• [Exercise requirements] Collect from the data below each line with "đuổi".
□ □ □ □ □
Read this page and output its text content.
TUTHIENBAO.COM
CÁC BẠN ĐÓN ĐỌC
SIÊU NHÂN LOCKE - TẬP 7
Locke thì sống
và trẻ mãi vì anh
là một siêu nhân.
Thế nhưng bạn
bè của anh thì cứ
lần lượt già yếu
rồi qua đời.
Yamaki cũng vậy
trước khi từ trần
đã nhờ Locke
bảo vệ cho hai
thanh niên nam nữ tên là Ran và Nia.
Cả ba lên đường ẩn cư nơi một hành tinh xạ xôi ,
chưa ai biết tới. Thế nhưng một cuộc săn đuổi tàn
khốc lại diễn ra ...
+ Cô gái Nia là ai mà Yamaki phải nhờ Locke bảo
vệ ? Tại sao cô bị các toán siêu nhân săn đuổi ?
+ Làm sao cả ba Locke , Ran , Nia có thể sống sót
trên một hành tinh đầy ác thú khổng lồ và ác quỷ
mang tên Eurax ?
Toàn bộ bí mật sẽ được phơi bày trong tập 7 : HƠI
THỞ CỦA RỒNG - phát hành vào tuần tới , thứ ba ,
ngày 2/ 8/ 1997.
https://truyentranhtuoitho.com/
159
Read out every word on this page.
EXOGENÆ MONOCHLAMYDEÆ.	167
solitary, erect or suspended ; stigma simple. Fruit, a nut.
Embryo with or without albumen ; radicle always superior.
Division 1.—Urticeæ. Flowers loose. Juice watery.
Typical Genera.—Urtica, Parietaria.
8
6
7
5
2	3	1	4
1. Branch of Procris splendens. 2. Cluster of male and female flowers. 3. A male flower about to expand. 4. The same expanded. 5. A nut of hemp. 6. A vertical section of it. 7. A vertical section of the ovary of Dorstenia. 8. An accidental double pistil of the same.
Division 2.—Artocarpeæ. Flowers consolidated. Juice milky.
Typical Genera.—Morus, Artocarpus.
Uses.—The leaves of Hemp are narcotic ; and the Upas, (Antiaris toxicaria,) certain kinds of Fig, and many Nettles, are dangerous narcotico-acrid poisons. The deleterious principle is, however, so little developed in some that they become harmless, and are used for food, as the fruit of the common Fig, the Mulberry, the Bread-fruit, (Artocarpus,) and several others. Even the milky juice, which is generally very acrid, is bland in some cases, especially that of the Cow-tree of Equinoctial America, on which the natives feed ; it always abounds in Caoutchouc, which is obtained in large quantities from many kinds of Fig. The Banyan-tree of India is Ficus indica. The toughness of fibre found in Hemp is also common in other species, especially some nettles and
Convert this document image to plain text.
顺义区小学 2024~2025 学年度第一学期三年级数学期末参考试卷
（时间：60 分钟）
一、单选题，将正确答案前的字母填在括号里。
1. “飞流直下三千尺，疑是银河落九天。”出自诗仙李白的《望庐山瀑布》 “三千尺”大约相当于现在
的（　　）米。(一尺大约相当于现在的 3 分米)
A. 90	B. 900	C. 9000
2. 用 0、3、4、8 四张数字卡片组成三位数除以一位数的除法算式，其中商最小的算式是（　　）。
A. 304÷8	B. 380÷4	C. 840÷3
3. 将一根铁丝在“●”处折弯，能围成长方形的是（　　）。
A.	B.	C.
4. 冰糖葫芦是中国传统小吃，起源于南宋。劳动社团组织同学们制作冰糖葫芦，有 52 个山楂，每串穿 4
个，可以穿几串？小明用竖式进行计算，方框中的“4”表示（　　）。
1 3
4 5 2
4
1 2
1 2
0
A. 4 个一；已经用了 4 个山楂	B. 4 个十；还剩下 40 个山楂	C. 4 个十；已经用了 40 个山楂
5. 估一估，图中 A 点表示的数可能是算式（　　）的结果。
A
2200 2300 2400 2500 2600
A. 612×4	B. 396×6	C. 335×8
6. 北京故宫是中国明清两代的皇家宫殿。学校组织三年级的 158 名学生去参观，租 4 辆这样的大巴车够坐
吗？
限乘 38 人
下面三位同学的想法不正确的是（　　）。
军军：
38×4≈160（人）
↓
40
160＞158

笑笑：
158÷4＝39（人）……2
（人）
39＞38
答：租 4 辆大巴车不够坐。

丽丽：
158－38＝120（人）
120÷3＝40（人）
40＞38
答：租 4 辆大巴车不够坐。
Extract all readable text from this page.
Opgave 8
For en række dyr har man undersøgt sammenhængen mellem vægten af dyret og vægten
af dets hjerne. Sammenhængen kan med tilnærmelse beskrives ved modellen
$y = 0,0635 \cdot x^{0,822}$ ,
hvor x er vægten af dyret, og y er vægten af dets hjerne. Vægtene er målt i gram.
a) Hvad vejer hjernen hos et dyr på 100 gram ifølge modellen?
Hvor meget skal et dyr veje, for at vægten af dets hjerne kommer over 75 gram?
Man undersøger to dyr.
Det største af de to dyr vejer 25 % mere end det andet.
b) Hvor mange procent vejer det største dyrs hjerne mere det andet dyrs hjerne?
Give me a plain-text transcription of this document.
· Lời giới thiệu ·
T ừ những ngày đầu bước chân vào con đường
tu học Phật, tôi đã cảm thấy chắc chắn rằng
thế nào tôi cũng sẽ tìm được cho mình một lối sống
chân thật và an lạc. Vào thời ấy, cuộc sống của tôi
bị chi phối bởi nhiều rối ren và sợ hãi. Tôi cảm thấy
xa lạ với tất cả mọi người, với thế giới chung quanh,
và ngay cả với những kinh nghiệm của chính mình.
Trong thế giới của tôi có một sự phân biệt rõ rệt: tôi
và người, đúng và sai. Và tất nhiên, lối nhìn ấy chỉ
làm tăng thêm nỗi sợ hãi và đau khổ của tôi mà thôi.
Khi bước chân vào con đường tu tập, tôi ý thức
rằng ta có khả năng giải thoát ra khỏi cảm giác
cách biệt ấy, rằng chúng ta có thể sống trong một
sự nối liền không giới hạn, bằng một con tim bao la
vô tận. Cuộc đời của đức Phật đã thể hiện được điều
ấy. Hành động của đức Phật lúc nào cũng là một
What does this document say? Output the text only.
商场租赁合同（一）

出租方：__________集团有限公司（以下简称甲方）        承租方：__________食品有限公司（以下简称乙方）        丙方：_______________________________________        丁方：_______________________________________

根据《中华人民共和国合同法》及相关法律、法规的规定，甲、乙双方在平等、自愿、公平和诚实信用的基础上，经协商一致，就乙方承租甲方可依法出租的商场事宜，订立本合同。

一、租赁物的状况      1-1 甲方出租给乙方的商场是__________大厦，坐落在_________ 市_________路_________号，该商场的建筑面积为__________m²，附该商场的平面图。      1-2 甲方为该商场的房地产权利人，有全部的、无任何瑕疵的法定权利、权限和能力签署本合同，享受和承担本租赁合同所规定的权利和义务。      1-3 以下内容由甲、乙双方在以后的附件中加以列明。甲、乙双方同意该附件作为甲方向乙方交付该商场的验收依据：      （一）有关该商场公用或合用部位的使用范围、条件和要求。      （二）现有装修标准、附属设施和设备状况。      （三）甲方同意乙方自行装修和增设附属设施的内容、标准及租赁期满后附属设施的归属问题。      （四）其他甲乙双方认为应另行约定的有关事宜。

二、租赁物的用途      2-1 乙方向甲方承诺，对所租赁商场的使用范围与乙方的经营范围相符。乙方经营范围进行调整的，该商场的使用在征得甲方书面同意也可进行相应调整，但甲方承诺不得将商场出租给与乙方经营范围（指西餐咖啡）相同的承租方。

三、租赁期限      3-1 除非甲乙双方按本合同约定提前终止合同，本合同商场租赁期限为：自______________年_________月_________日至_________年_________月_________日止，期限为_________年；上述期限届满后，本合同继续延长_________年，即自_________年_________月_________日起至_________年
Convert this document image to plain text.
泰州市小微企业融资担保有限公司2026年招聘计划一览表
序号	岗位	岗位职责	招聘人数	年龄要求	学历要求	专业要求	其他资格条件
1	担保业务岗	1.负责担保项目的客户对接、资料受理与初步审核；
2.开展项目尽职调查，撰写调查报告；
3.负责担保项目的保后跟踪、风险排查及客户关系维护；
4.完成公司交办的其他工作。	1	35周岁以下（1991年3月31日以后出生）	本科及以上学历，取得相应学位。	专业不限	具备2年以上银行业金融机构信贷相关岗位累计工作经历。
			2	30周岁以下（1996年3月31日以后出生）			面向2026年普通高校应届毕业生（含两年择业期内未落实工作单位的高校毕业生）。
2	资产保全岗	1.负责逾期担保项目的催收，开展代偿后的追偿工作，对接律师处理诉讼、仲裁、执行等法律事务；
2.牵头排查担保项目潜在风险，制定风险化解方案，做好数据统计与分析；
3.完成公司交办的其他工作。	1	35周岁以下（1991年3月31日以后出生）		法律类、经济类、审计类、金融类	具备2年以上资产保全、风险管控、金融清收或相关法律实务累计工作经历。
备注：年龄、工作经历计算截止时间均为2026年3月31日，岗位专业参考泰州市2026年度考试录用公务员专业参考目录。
□ □ □ □ □
• [Final result]
chưa ai biết tới. Thế nhưng một cuộc săn đuổi tàn
vệ ? Tại sao cô bị các toán siêu nhân săn đuổi ?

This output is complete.